## Tasks for this exercise
A. Can you copy the passage on Flybe's unaccompanied minor fee word for word, between "According to Flybe's" and "the Flybe service.", inclusive?
B. Could you continue the article about Flybe's unaccompanied minor fee, picking up right after its last sentence?

## Text passage
===

According to Flybe's rules any child, aged between five and 12, travelling without an adult is classed as an unaccompanied minor, and so their parents or guardian must use the Flybe service.
As part of the service, the unaccompanied child will be supervised by an adult from departures to arrivals. Each child also gets a 23kg luggage allowance (which usually costs at least £24), and a drink and snack onboard the plane. This will remain the same now the fee has increased to £79.
The service is only available on direct Flybe flights, which operate throughout Europe, and cannot be used if the child is transferring onto another airline.
Customers can also pay the £79 fee for a child aged between 12 and 16 to travel as an unaccompanied minor, but this is not compulsory.
'Not great for a dad flying his children to see them 10 times a year'
MoneySaver Julie Fisher uses Flybe's unaccompanied minor service when her two grandchildren, who live in England, visit her in Northern Ireland.
She said: "To put the price up to £79 per child is extortionate considering the return flight at the time for one child was £84."
She claims flights for her grandchildren will now cost more than £600, adding: "This has now made it virtually impossible for me to pay every holiday to get them over to Northern Ireland."

===

## Source information
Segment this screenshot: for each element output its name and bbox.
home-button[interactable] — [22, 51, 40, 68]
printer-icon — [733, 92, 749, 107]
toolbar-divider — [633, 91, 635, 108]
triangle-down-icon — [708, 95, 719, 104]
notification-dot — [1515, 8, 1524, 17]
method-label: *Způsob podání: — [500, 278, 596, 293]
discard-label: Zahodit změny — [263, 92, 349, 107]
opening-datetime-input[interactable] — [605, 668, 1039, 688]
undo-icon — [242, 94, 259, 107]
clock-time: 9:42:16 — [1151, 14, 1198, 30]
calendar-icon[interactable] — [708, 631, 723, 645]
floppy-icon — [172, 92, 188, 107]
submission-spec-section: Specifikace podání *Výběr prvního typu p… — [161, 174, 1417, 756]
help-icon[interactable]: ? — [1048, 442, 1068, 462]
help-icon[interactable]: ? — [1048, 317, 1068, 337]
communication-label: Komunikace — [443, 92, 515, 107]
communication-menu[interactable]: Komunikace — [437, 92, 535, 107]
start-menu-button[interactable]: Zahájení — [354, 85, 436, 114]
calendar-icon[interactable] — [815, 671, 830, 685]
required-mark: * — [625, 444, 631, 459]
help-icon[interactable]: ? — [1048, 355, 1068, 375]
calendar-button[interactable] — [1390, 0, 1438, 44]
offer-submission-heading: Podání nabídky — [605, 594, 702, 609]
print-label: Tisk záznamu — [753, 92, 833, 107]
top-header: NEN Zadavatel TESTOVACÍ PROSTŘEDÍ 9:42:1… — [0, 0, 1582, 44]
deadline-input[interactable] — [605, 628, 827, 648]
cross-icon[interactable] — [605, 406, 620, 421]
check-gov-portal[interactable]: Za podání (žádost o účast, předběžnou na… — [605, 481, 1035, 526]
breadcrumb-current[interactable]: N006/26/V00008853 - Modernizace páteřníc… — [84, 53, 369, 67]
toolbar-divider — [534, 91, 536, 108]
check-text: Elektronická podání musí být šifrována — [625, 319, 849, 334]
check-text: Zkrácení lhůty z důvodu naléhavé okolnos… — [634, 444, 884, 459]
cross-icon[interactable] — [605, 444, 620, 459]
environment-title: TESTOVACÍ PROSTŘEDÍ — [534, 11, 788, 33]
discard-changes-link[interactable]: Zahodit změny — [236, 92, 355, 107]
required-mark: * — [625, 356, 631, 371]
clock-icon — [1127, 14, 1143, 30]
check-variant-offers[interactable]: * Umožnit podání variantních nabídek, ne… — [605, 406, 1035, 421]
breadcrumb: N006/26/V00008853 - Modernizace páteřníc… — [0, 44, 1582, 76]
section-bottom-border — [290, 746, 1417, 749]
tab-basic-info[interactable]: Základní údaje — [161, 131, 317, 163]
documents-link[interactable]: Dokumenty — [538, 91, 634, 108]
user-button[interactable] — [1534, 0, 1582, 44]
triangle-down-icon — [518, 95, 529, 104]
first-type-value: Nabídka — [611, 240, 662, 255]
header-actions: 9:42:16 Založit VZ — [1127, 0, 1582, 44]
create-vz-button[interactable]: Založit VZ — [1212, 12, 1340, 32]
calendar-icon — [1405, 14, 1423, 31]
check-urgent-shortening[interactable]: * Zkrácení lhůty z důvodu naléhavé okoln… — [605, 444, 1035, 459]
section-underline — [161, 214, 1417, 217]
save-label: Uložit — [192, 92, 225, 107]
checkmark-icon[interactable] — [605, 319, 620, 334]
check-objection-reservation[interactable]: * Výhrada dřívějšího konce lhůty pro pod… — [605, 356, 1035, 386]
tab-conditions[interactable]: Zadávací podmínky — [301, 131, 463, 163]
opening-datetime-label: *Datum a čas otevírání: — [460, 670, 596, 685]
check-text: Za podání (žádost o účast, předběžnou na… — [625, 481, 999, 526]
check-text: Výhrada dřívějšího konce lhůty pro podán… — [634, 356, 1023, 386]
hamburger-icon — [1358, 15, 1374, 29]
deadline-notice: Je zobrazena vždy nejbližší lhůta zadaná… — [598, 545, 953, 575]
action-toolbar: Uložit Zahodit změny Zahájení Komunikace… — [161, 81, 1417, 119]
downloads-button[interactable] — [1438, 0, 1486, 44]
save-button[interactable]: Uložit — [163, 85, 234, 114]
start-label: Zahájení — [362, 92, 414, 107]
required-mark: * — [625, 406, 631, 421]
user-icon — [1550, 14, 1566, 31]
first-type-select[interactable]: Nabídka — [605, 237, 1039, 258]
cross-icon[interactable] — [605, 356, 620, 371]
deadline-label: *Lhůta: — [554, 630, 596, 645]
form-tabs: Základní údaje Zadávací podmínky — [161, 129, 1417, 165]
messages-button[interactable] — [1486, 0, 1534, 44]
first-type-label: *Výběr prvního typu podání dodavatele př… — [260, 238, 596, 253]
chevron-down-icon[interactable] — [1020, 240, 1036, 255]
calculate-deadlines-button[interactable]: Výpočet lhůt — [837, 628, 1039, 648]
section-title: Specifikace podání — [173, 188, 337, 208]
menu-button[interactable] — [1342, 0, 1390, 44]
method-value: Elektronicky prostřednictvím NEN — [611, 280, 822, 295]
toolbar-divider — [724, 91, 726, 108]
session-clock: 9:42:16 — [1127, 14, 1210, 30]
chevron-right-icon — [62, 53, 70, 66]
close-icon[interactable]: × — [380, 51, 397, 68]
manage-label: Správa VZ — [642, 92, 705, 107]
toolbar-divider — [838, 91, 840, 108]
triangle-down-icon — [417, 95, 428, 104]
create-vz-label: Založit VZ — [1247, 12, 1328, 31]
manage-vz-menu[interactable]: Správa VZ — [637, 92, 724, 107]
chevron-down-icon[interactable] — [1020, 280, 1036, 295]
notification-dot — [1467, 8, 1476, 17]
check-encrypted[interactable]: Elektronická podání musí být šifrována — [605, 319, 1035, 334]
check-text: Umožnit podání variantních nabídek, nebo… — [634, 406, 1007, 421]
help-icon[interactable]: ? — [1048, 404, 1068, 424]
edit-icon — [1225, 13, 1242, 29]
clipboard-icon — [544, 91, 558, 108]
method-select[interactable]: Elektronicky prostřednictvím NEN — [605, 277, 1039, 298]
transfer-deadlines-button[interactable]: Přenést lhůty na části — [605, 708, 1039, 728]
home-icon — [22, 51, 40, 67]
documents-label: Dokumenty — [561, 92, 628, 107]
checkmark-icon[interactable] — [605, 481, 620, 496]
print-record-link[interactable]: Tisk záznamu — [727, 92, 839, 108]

===

## Per-task outputs
A.
According to Flybe's rules any child, aged between five and 12, travelling without an adult is classed as an unaccompanied minor, and so their parents or guardian must use the Flybe service.

B.
Graeme Bell uses the service for his son, who lives in England, to visit him in Scotland. He said: "I was totally gobsmacked to discover that this service has now increased to £79 each way, a staggering 103% increase – this surely is totally unacceptable. It will limit the amount of visits my son can make."
Other customers were also unhappy with the price change:
..@MartinSLewis have you seen this— John Rees (@JohnRPD76) January 27, 2018
Well done @flybe doubled their unaccompanied minors charge overnight at new year. Haven't heard why as yet. Not great for a dad flying his children to see them 10 times a year??
I would LOVE to hear the reasoning behind @flybe 's unjustifiable, overnight 100% price increase on their unaccompanied minor charge?! An £80 fee to fly ONE WAY is an absolute joke. #ImObviouslyMadeOfMoney #Flybe #UnaccompaniedMinor— Parresa Meikle (@ParresaMeikle) January 8, 2018
What does Flybe say?
A spokesperson said: "Flybe is one of the few airlines continuing to offer an unaccompanied minor service. To date, Flybe has absorbed the ever increasing costs associated with continuing to provide an unaccompanied minor service for the convenience of its customers.
"However, increased legislation and the requirement to evidence and comply with the necessary levels of safety, protection and scrutiny relating to the carriage of such passengers means that Flybe can no longer offer to accommodate unaccompanied minors without increasing the associated service charge."
How much do other airlines charge for unaccompanied minors?
Each airline has its own rules on unaccompanied minors:
- Easyjet, Jet2, British Airways, Ryanair and TUI – Don't allow unaccompanied children on their flights at all.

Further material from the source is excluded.